## WHAT NEEDS TO BE DONE
Reproduce each of the following lines exactly, character for character.

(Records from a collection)
────────────────────────────────────────

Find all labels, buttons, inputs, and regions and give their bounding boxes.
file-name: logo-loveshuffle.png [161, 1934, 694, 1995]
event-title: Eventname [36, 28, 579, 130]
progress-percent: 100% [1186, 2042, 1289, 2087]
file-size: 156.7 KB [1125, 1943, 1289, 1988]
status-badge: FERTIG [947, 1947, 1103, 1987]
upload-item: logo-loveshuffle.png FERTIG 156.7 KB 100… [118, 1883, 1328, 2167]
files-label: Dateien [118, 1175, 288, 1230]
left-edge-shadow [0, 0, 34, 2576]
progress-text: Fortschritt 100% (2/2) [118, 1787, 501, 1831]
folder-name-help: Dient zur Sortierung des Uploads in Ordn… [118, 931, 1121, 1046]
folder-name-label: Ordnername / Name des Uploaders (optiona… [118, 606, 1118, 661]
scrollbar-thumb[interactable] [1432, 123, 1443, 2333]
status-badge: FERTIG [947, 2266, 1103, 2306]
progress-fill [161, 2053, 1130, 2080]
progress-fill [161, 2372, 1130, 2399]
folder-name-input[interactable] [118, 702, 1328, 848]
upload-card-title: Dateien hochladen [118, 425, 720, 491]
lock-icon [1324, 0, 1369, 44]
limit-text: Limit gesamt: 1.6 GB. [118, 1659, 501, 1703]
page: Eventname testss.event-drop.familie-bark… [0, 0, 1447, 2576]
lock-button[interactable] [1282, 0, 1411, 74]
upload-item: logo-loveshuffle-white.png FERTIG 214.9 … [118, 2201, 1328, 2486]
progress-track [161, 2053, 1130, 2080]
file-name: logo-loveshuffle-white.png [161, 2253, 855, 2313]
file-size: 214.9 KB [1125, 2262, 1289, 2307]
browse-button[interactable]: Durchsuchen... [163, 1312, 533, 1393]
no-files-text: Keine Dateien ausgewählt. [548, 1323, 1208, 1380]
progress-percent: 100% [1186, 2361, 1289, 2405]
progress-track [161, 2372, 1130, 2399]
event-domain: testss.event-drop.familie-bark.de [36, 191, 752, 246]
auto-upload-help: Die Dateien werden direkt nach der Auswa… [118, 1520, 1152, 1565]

────────────────────────────────────────

## OUTPUT BELOW
Find all labels, buttons, inputs, and regions and give their bounding boxes.
file-name: logo-loveshuffle.png [161, 1934, 694, 1995]
event-title: Eventname [36, 28, 579, 130]
progress-percent: 100% [1186, 2042, 1289, 2087]
file-size: 156.7 KB [1125, 1943, 1289, 1988]
status-badge: FERTIG [947, 1947, 1103, 1987]
upload-item: logo-loveshuffle.png FERTIG 156.7 KB 100… [118, 1883, 1328, 2167]
files-label: Dateien [118, 1175, 288, 1230]
left-edge-shadow [0, 0, 34, 2576]
progress-text: Fortschritt 100% (2/2) [118, 1787, 501, 1831]
folder-name-help: Dient zur Sortierung des Uploads in Ordn… [118, 931, 1121, 1046]
folder-name-label: Ordnername / Name des Uploaders (optiona… [118, 606, 1118, 661]
scrollbar-thumb[interactable] [1432, 123, 1443, 2333]
status-badge: FERTIG [947, 2266, 1103, 2306]
progress-fill [161, 2053, 1130, 2080]
progress-fill [161, 2372, 1130, 2399]
folder-name-input[interactable] [118, 702, 1328, 848]
upload-card-title: Dateien hochladen [118, 425, 720, 491]
lock-icon [1324, 0, 1369, 44]
limit-text: Limit gesamt: 1.6 GB. [118, 1659, 501, 1703]
page: Eventname testss.event-drop.familie-bark… [0, 0, 1447, 2576]
lock-button[interactable] [1282, 0, 1411, 74]
upload-item: logo-loveshuffle-white.png FERTIG 214.9 … [118, 2201, 1328, 2486]
progress-track [161, 2053, 1130, 2080]
file-name: logo-loveshuffle-white.png [161, 2253, 855, 2313]
file-size: 214.9 KB [1125, 2262, 1289, 2307]
browse-button[interactable]: Durchsuchen... [163, 1312, 533, 1393]
no-files-text: Keine Dateien ausgewählt. [548, 1323, 1208, 1380]
progress-percent: 100% [1186, 2361, 1289, 2405]
progress-track [161, 2372, 1130, 2399]
event-domain: testss.event-drop.familie-bark.de [36, 191, 752, 246]
auto-upload-help: Die Dateien werden direkt nach der Auswa… [118, 1520, 1152, 1565]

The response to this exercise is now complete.